-- Directions --
Copy out the listing exactly.

-- start of Information given --

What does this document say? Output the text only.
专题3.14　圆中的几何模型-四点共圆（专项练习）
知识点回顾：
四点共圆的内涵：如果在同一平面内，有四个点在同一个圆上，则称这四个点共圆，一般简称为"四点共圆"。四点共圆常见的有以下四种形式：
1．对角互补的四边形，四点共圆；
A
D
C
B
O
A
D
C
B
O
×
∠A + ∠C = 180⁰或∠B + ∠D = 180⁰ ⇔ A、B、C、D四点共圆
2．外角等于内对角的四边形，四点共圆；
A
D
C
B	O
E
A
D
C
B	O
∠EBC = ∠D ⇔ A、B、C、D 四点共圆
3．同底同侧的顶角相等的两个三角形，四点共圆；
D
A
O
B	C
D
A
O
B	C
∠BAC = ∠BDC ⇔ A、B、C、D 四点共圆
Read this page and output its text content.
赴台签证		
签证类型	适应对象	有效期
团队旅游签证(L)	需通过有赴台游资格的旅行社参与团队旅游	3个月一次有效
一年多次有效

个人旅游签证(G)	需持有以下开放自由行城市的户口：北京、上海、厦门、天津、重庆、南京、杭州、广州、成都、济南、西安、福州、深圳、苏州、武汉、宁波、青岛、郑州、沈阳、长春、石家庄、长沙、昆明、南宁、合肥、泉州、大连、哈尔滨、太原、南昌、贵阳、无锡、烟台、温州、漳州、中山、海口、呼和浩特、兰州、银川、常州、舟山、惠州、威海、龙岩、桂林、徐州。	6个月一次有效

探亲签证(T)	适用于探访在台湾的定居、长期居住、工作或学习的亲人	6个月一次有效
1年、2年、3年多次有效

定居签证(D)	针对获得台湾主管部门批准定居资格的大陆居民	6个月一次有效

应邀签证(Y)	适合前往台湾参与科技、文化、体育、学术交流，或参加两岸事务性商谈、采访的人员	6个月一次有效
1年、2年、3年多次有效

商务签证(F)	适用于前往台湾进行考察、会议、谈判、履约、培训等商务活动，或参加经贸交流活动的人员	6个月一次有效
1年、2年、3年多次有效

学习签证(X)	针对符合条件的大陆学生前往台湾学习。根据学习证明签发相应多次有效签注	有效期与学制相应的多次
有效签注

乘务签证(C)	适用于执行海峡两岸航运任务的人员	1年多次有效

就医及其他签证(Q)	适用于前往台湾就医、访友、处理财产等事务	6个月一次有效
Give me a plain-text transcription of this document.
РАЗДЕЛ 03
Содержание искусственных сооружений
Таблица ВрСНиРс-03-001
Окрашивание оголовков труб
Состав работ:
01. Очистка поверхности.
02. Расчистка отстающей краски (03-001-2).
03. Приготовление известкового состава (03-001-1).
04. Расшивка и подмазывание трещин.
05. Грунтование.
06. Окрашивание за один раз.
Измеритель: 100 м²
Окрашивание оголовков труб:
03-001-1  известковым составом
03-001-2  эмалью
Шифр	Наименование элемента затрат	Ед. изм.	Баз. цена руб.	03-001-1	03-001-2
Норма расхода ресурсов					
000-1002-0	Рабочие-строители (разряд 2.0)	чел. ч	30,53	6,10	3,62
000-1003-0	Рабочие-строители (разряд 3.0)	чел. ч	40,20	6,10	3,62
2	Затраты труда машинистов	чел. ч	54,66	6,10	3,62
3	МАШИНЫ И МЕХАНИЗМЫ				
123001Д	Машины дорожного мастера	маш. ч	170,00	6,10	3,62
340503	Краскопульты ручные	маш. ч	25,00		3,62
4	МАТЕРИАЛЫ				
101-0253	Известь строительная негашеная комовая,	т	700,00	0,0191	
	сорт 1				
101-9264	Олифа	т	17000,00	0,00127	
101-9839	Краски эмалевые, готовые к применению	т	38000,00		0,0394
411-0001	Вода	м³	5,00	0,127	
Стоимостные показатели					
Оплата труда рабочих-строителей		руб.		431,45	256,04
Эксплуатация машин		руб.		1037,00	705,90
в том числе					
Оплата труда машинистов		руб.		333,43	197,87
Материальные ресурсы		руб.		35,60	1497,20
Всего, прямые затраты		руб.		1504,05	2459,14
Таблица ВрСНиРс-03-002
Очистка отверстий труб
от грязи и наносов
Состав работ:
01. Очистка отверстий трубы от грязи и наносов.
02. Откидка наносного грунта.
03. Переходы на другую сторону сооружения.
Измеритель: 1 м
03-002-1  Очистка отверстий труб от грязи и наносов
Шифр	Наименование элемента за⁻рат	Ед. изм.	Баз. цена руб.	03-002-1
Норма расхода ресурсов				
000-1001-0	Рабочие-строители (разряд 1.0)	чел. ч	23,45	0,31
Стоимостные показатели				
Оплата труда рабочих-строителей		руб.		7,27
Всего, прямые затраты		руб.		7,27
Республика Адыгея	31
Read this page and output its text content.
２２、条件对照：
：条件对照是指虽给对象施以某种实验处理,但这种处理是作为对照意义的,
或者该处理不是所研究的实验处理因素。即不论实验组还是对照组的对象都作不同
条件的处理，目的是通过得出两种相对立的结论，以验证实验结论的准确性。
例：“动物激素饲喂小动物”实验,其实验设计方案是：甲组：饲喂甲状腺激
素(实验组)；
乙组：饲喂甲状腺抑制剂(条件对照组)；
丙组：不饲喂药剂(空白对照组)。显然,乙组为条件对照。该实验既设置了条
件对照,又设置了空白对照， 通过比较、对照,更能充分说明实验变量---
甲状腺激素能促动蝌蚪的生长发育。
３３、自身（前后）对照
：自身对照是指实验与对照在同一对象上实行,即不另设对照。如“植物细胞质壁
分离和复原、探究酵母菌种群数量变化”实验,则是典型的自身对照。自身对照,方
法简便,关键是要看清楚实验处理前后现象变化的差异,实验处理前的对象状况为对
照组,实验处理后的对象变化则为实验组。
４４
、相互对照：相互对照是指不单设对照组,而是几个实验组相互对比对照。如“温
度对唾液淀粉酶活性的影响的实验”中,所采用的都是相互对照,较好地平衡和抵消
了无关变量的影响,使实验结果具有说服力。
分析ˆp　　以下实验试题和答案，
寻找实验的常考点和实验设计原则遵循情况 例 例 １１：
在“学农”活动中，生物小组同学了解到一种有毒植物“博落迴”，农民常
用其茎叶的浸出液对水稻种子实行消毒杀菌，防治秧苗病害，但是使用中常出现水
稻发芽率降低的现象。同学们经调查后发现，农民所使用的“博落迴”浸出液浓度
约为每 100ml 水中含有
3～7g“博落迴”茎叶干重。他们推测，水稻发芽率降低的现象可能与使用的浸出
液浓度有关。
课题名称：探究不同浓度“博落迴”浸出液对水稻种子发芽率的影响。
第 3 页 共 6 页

-- end of Information given --

-- Answer to this task --
What does this document say? Output the text only.
专题3.14　圆中的几何模型-四点共圆（专项练习）
知识点回顾：
四点共圆的内涵：如果在同一平面内，有四个点在同一个圆上，则称这四个点共圆，一般简称为"四点共圆"。四点共圆常见的有以下四种形式：
1．对角互补的四边形，四点共圆；
A
D
C
B
O
A
D
C
B
O
×
∠A + ∠C = 180⁰或∠B + ∠D = 180⁰ ⇔ A、B、C、D四点共圆
2．外角等于内对角的四边形，四点共圆；
A
D
C
B	O
E
A
D
C
B	O
∠EBC = ∠D ⇔ A、B、C、D 四点共圆
3．同底同侧的顶角相等的两个三角形，四点共圆；
D
A
O
B	C
D
A
O
B	C
∠BAC = ∠BDC ⇔ A、B、C、D 四点共圆
Read this page and output its text content.
赴台签证		
签证类型	适应对象	有效期
团队旅游签证(L)	需通过有赴台游资格的旅行社参与团队旅游	3个月一次有效
一年多次有效

个人旅游签证(G)	需持有以下开放自由行城市的户口：北京、上海、厦门、天津、重庆、南京、杭州、广州、成都、济南、西安、福州、深圳、苏州、武汉、宁波、青岛、郑州、沈阳、长春、石家庄、长沙、昆明、南宁、合肥、泉州、大连、哈尔滨、太原、南昌、贵阳、无锡、烟台、温州、漳州、中山、海口、呼和浩特、兰州、银川、常州、舟山、惠州、威海、龙岩、桂林、徐州。	6个月一次有效

探亲签证(T)	适用于探访在台湾的定居、长期居住、工作或学习的亲人	6个月一次有效
1年、2年、3年多次有效

定居签证(D)	针对获得台湾主管部门批准定居资格的大陆居民	6个月一次有效

应邀签证(Y)	适合前往台湾参与科技、文化、体育、学术交流，或参加两岸事务性商谈、采访的人员	6个月一次有效
1年、2年、3年多次有效

商务签证(F)	适用于前往台湾进行考察、会议、谈判、履约、培训等商务活动，或参加经贸交流活动的人员	6个月一次有效
1年、2年、3年多次有效

学习签证(X)	针对符合条件的大陆学生前往台湾学习。根据学习证明签发相应多次有效签注	有效期与学制相应的多次
有效签注

乘务签证(C)	适用于执行海峡两岸航运任务的人员	1年多次有效

就医及其他签证(Q)	适用于前往台湾就医、访友、处理财产等事务	6个月一次有效
Give me a plain-text transcription of this document.
РАЗДЕЛ 03
Содержание искусственных сооружений
Таблица ВрСНиРс-03-001
Окрашивание оголовков труб
Состав работ:
01. Очистка поверхности.
02. Расчистка отстающей краски (03-001-2).
03. Приготовление известкового состава (03-001-1).
04. Расшивка и подмазывание трещин.
05. Грунтование.
06. Окрашивание за один раз.
Измеритель: 100 м²
Окрашивание оголовков труб:
03-001-1  известковым составом
03-001-2  эмалью
Шифр	Наименование элемента затрат	Ед. изм.	Баз. цена руб.	03-001-1	03-001-2
Норма расхода ресурсов					
000-1002-0	Рабочие-строители (разряд 2.0)	чел. ч	30,53	6,10	3,62
000-1003-0	Рабочие-строители (разряд 3.0)	чел. ч	40,20	6,10	3,62
2	Затраты труда машинистов	чел. ч	54,66	6,10	3,62
3	МАШИНЫ И МЕХАНИЗМЫ				
123001Д	Машины дорожного мастера	маш. ч	170,00	6,10	3,62
340503	Краскопульты ручные	маш. ч	25,00		3,62
4	МАТЕРИАЛЫ				
101-0253	Известь строительная негашеная комовая,	т	700,00	0,0191	
	сорт 1				
101-9264	Олифа	т	17000,00	0,00127	
101-9839	Краски эмалевые, готовые к применению	т	38000,00		0,0394
411-0001	Вода	м³	5,00	0,127	
Стоимостные показатели					
Оплата труда рабочих-строителей		руб.		431,45	256,04
Эксплуатация машин		руб.		1037,00	705,90
в том числе					
Оплата труда машинистов		руб.		333,43	197,87
Материальные ресурсы		руб.		35,60	1497,20
Всего, прямые затраты		руб.		1504,05	2459,14
Таблица ВрСНиРс-03-002
Очистка отверстий труб
от грязи и наносов
Состав работ:
01. Очистка отверстий трубы от грязи и наносов.
02. Откидка наносного грунта.
03. Переходы на другую сторону сооружения.
Измеритель: 1 м
03-002-1  Очистка отверстий труб от грязи и наносов
Шифр	Наименование элемента за⁻рат	Ед. изм.	Баз. цена руб.	03-002-1
Норма расхода ресурсов				
000-1001-0	Рабочие-строители (разряд 1.0)	чел. ч	23,45	0,31
Стоимостные показатели				
Оплата труда рабочих-строителей		руб.		7,27
Всего, прямые затраты		руб.		7,27
Республика Адыгея	31
Read this page and output its text content.
２２、条件对照：
：条件对照是指虽给对象施以某种实验处理,但这种处理是作为对照意义的,
或者该处理不是所研究的实验处理因素。即不论实验组还是对照组的对象都作不同
条件的处理，目的是通过得出两种相对立的结论，以验证实验结论的准确性。
例：“动物激素饲喂小动物”实验,其实验设计方案是：甲组：饲喂甲状腺激
素(实验组)；
乙组：饲喂甲状腺抑制剂(条件对照组)；
丙组：不饲喂药剂(空白对照组)。显然,乙组为条件对照。该实验既设置了条
件对照,又设置了空白对照， 通过比较、对照,更能充分说明实验变量---
甲状腺激素能促动蝌蚪的生长发育。
３３、自身（前后）对照
：自身对照是指实验与对照在同一对象上实行,即不另设对照。如“植物细胞质壁
分离和复原、探究酵母菌种群数量变化”实验,则是典型的自身对照。自身对照,方
法简便,关键是要看清楚实验处理前后现象变化的差异,实验处理前的对象状况为对
照组,实验处理后的对象变化则为实验组。
４４
、相互对照：相互对照是指不单设对照组,而是几个实验组相互对比对照。如“温
度对唾液淀粉酶活性的影响的实验”中,所采用的都是相互对照,较好地平衡和抵消
了无关变量的影响,使实验结果具有说服力。
分析ˆp　　以下实验试题和答案，
寻找实验的常考点和实验设计原则遵循情况 例 例 １１：
在“学农”活动中，生物小组同学了解到一种有毒植物“博落迴”，农民常
用其茎叶的浸出液对水稻种子实行消毒杀菌，防治秧苗病害，但是使用中常出现水
稻发芽率降低的现象。同学们经调查后发现，农民所使用的“博落迴”浸出液浓度
约为每 100ml 水中含有
3～7g“博落迴”茎叶干重。他们推测，水稻发芽率降低的现象可能与使用的浸出
液浓度有关。
课题名称：探究不同浓度“博落迴”浸出液对水稻种子发芽率的影响。
第 3 页 共 6 页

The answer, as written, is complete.